EXERCISE DETAILS: Copy out only the part that opens with the line containing "card-main [257,100,1465,778]" and closes with the line containing "x-tick-label: 6am [818,745,847,760]", swapping "x-tick-label" for "x-axis-label" and changing nothing else.

EXERCISE MATERIAL:
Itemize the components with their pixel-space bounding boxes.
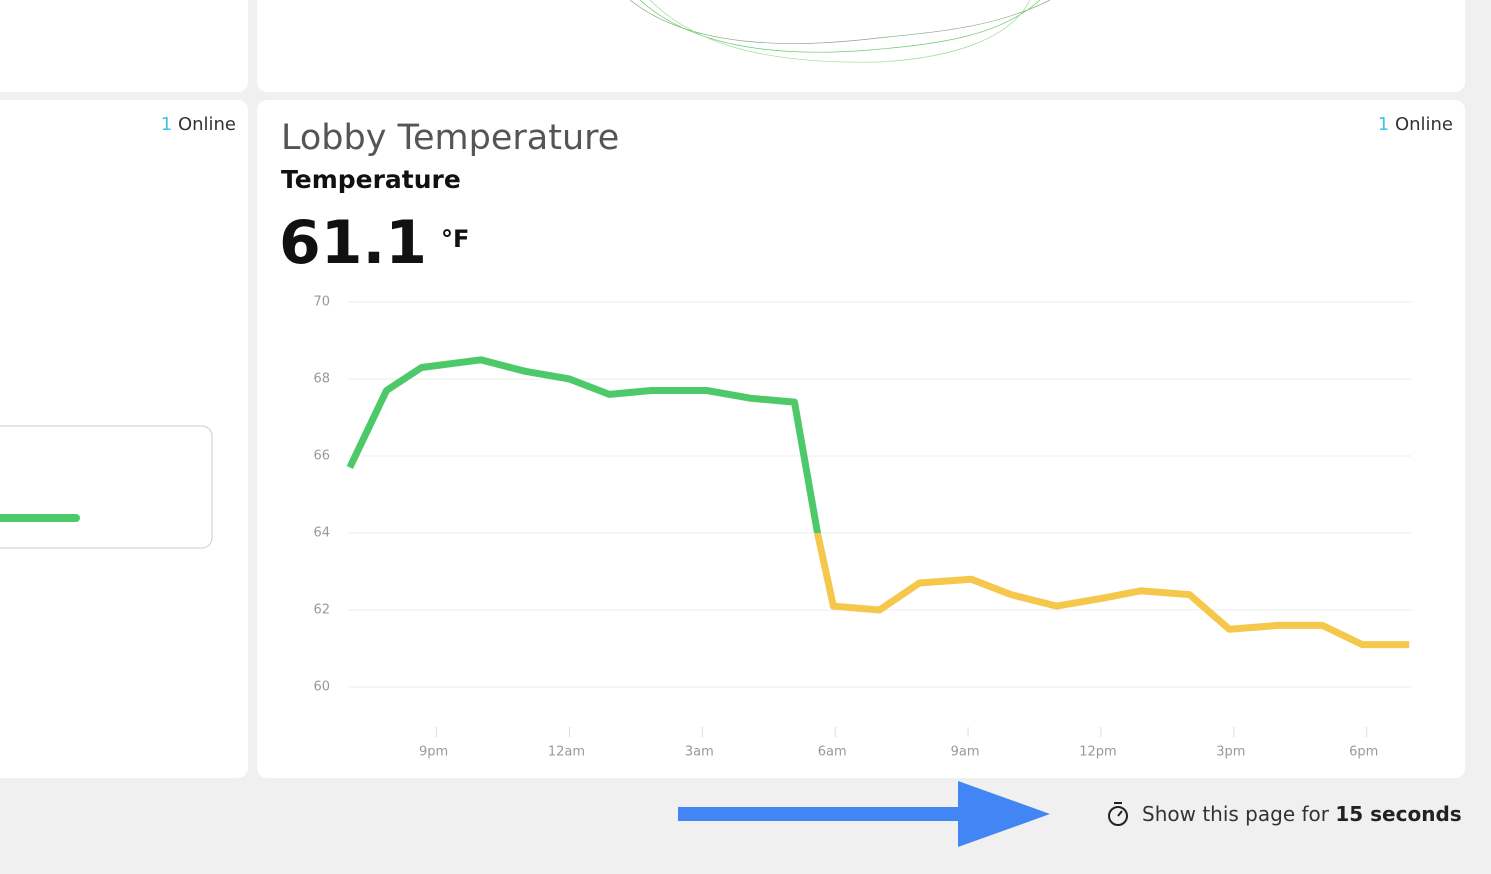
card-main [257,100,1465,778]
online-label: Online [1395,114,1453,135]
temperature-line [346,356,1410,649]
x-tick-label: 3am [685,745,714,760]
arrow-head [958,781,1050,847]
unit: °F [441,225,469,253]
wave-decoration [629,0,1051,63]
online-label: Online [178,114,236,135]
online-status: 1 Online [1378,114,1453,135]
card-top-left [0,0,248,92]
inner-box [0,425,213,549]
card-subtitle: Temperature [281,165,461,194]
x-tick-label: 6am [818,745,847,760]
card-top-right [257,0,1465,92]
x-tick-label: 9am [951,745,980,760]
x-tick-label: 9pm [419,745,448,760]
plot: 60 62 64 66 68 70 9pm 12am 3am 6am 9am 12pm 3pm 6pm [313,295,1411,760]
x-tick-label: 12pm [1079,745,1116,760]
online-count: 1 [1378,114,1389,135]
y-tick-label: 68 [313,372,330,387]
y-tick-label: 64 [313,526,330,541]
y-tick-label: 60 [313,680,330,695]
x-tick-label: 12am [548,745,585,760]
online-status: 1 Online [161,114,236,135]
footer-text: Show this page for 15 seconds [1142,802,1462,826]
x-tick-label: 6pm [1349,745,1378,760]
card-left [0,100,248,778]
y-tick-label: 70 [313,295,330,310]
stopwatch-icon [1108,802,1128,826]
footer-label: Show this page for [1142,802,1330,826]
value: 61.1 [279,208,427,278]
current-value: 61.1 °F [279,208,469,278]
card-title: Lobby Temperature [281,118,619,158]
y-tick-label: 62 [313,603,330,618]
x-tick-label: 3pm [1216,745,1245,760]
y-tick-label: 66 [313,449,330,464]
footer-duration: 15 seconds [1335,802,1461,826]
online-count: 1 [161,114,172,135]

COMPLETED EXERCISE:
card-main [257,100,1465,778]
online-label: Online [1395,114,1453,135]
temperature-line [346,356,1410,649]
x-axis-label: 3am [685,745,714,760]
arrow-head [958,781,1050,847]
unit: °F [441,225,469,253]
wave-decoration [629,0,1051,63]
online-label: Online [178,114,236,135]
online-status: 1 Online [1378,114,1453,135]
card-top-left [0,0,248,92]
inner-box [0,425,213,549]
card-subtitle: Temperature [281,165,461,194]
x-axis-label: 6am [818,745,847,760]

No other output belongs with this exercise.